* _Passage_
# 大きくない物



## kachibi

I am studying adjectives from a book. The book introduces 連體形 and gives this example: 大きい物. This example shows a positive adjective. I find that for all other 連體形 examples in the book, the adjectives are also positive.

I wonder, does it mean 連體形 with a negative adjective is wrong/ doesn't exist at all? For example: 大きくない物.


----------



## wind-sky-wind

First, "體" is the traditional form of "体," and you can use "連体形" instead.

"大きくない物" is correct.
Generally speaking, about every adjective you can say "...くない物," and books don't say anything about it.
And you can say "小さい物" instead, though they are slightly different from each other.

* _Extracted entries_
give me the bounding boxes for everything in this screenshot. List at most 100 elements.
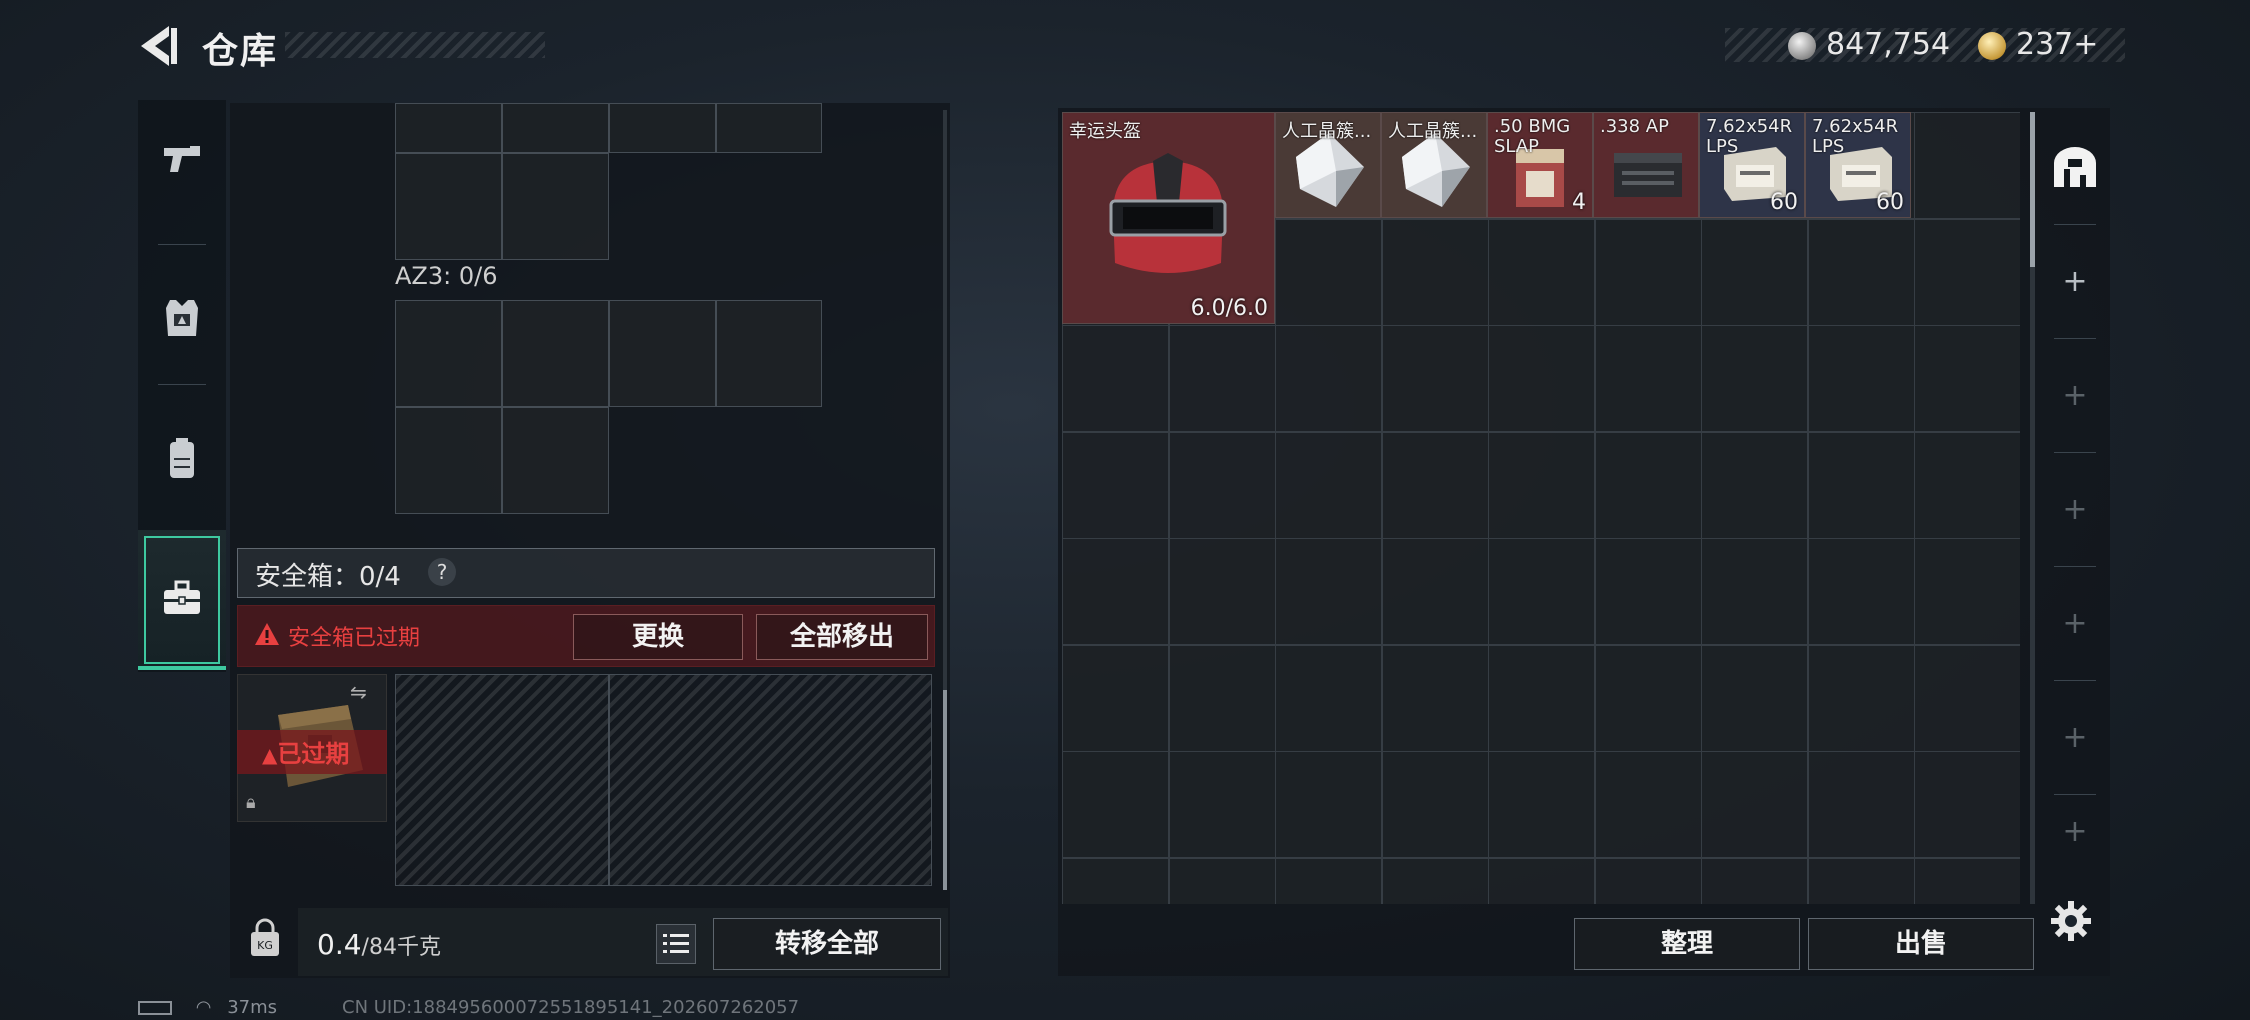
grid-slot[interactable] (716, 103, 822, 153)
inventory-cell[interactable] (1488, 431, 1595, 539)
replace-button[interactable]: 更换 (573, 614, 743, 660)
sidebar-item-safe-box[interactable] (138, 530, 226, 670)
inventory-cell[interactable] (1275, 325, 1382, 432)
az3-slot[interactable] (502, 407, 609, 514)
sidebar-item-backpack[interactable] (138, 398, 226, 518)
settings-button[interactable] (2050, 900, 2092, 942)
inventory-cell[interactable] (1807, 218, 1915, 326)
az3-slot[interactable] (609, 300, 716, 407)
inventory-cell[interactable] (1594, 218, 1702, 326)
grid-slot[interactable] (502, 103, 609, 153)
back-button[interactable] (135, 22, 183, 70)
inventory-cell[interactable] (1594, 325, 1702, 432)
help-button[interactable]: ? (428, 558, 456, 586)
inventory-item-ammo[interactable]: 7.62x54R LPS 60 (1699, 112, 1805, 218)
inventory-cell[interactable] (1168, 857, 1276, 904)
inventory-cell[interactable] (1807, 644, 1915, 752)
az3-slot[interactable] (716, 300, 822, 407)
inventory-cell[interactable] (1168, 644, 1276, 752)
safe-box-slot[interactable] (609, 674, 932, 886)
safe-box-slot[interactable] (395, 674, 609, 886)
inventory-cell[interactable] (1914, 751, 2020, 858)
inventory-cell[interactable] (1594, 857, 1702, 904)
rail-container-tab[interactable] (2040, 112, 2110, 222)
inventory-cell[interactable] (1701, 857, 1808, 904)
inventory-cell[interactable] (1275, 431, 1382, 539)
inventory-cell[interactable] (1701, 538, 1808, 645)
inventory-cell[interactable] (1168, 431, 1276, 539)
inventory-cell[interactable] (1807, 431, 1915, 539)
rail-add-slot[interactable]: + (2040, 568, 2110, 678)
inventory-cell[interactable] (1594, 644, 1702, 752)
sidebar-item-armor[interactable] (138, 258, 226, 378)
rail-add-slot[interactable]: + (2040, 340, 2110, 450)
inventory-cell[interactable] (1168, 751, 1276, 858)
inventory-cell[interactable] (1488, 644, 1595, 752)
sort-button[interactable]: 整理 (1574, 918, 1800, 970)
inventory-cell[interactable] (1381, 325, 1489, 432)
grid-slot[interactable] (609, 103, 716, 153)
inventory-cell[interactable] (1062, 751, 1169, 858)
inventory-cell[interactable] (1914, 112, 2020, 219)
grid-slot[interactable] (395, 103, 502, 153)
inventory-cell[interactable] (1381, 538, 1489, 645)
inventory-item-helmet[interactable]: 幸运头盔 6.0/6.0 (1062, 112, 1275, 324)
inventory-cell[interactable] (1062, 325, 1169, 432)
list-view-button[interactable] (656, 924, 696, 964)
inventory-cell[interactable] (1275, 751, 1382, 858)
inventory-item-ammo[interactable]: .50 BMG SLAP 4 (1487, 112, 1593, 218)
inventory-cell[interactable] (1062, 431, 1169, 539)
swap-icon[interactable]: ⇋ (350, 680, 367, 704)
inventory-cell[interactable] (1914, 857, 2020, 904)
inventory-cell[interactable] (1381, 857, 1489, 904)
inventory-cell[interactable] (1914, 431, 2020, 539)
inventory-cell[interactable] (1488, 751, 1595, 858)
inventory-cell[interactable] (1594, 538, 1702, 645)
rail-add-slot[interactable]: + (2040, 226, 2110, 336)
transfer-all-button[interactable]: 转移全部 (713, 918, 941, 970)
grid-slot[interactable] (502, 153, 609, 260)
inventory-cell[interactable] (1701, 325, 1808, 432)
rail-add-slot[interactable]: + (2040, 682, 2110, 792)
inventory-cell[interactable] (1488, 538, 1595, 645)
inventory-cell[interactable] (1168, 325, 1276, 432)
az3-slot[interactable] (395, 300, 502, 407)
inventory-cell[interactable] (1062, 644, 1169, 752)
inventory-cell[interactable] (1381, 751, 1489, 858)
inventory-cell[interactable] (1701, 644, 1808, 752)
inventory-cell[interactable] (1275, 857, 1382, 904)
az3-slot[interactable] (502, 300, 609, 407)
sidebar-item-weapons[interactable] (138, 100, 226, 220)
inventory-item-ammo[interactable]: 7.62x54R LPS 60 (1805, 112, 1911, 218)
inventory-cell[interactable] (1168, 538, 1276, 645)
inventory-cell[interactable] (1381, 644, 1489, 752)
inventory-cell[interactable] (1594, 751, 1702, 858)
gold-amount[interactable]: 237+ (2016, 27, 2098, 62)
inventory-item-crystal[interactable]: 人工晶簇... (1381, 112, 1487, 218)
inventory-cell[interactable] (1914, 325, 2020, 432)
inventory-cell[interactable] (1701, 751, 1808, 858)
inventory-cell[interactable] (1807, 538, 1915, 645)
inventory-cell[interactable] (1594, 431, 1702, 539)
inventory-cell[interactable] (1807, 325, 1915, 432)
inventory-cell[interactable] (1701, 431, 1808, 539)
right-scrollbar-thumb[interactable] (2030, 112, 2035, 267)
remove-all-button[interactable]: 全部移出 (756, 614, 928, 660)
inventory-cell[interactable] (1275, 644, 1382, 752)
rail-add-slot[interactable]: + (2040, 454, 2110, 564)
inventory-cell[interactable] (1914, 644, 2020, 752)
inventory-cell[interactable] (1914, 538, 2020, 645)
inventory-cell[interactable] (1488, 857, 1595, 904)
inventory-cell[interactable] (1381, 218, 1489, 326)
inventory-item-ammo[interactable]: .338 AP (1593, 112, 1699, 218)
inventory-cell[interactable] (1701, 218, 1808, 326)
inventory-cell[interactable] (1381, 431, 1489, 539)
inventory-cell[interactable] (1488, 218, 1595, 326)
inventory-cell[interactable] (1807, 751, 1915, 858)
inventory-cell[interactable] (1807, 857, 1915, 904)
inventory-item-crystal[interactable]: 人工晶簇... (1275, 112, 1381, 218)
az3-slot[interactable] (395, 407, 502, 514)
inventory-cell[interactable] (1062, 857, 1169, 904)
left-scrollbar-thumb[interactable] (943, 690, 947, 890)
inventory-cell[interactable] (1914, 218, 2020, 326)
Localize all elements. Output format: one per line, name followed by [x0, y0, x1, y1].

* _Parts of the exercise_
• 1. In the adjective thread, what is "體" said to be?
• 2. Continue the adjective thread from the point where it stops.

* _Written responses_
• 1. The traditional form of "体."

• 2.
----------



## kachibi

So, 大きくなりません物、大きかろう物､大きいでしょう物､大きかった物､大きくなる物､大きくなりません物､大きくならない物､大きくなりません物､大きくなった物 and 大きくなりました物 are all grammatically correct?


----------



## wind-sky-wind

Um, 大きくなりません物、大きいでしょう物､ and 大きくなりました物 sound weird.
You can't use polite forms as "連体形."


----------



## kamot

大きくなりませ*ん*(auxiliary verb, 連体形)物
大きかろ*う*(auxiliary verb, 連体形)物
大きいでしょ*う*(auxiliary verb, 連体形)物
大きかっ*た*(auxiliary verb, 連体形)物
大きく*なる*(verb, 連体形)物
大きくなら*ない*(auxiliary verb, 連体形)物
大きくなっ*た*(auxiliary verb, 連体形)物
大きくなりまし*た*(auxiliary verb, 連体形)物

The words followed by "物" in your phrases can be regarded as 連体形, these are grammatically correct, I think.
But we don't say "〜ません物" and "〜でしょう物".
I think it is possible to say "大きくなりました物". For example, "成長して大きくなりました物が蝶です".
But as wind-sky-wind said, it sounds a little weird. "大きくなった物" is more natural.


----------



## frequency

kachibi said:


> 大きい物. This example shows a positive adjective.


 
This is an adjective in a normal use.
And the adjective 大きい is in a negative form, and you're saying that is something not big.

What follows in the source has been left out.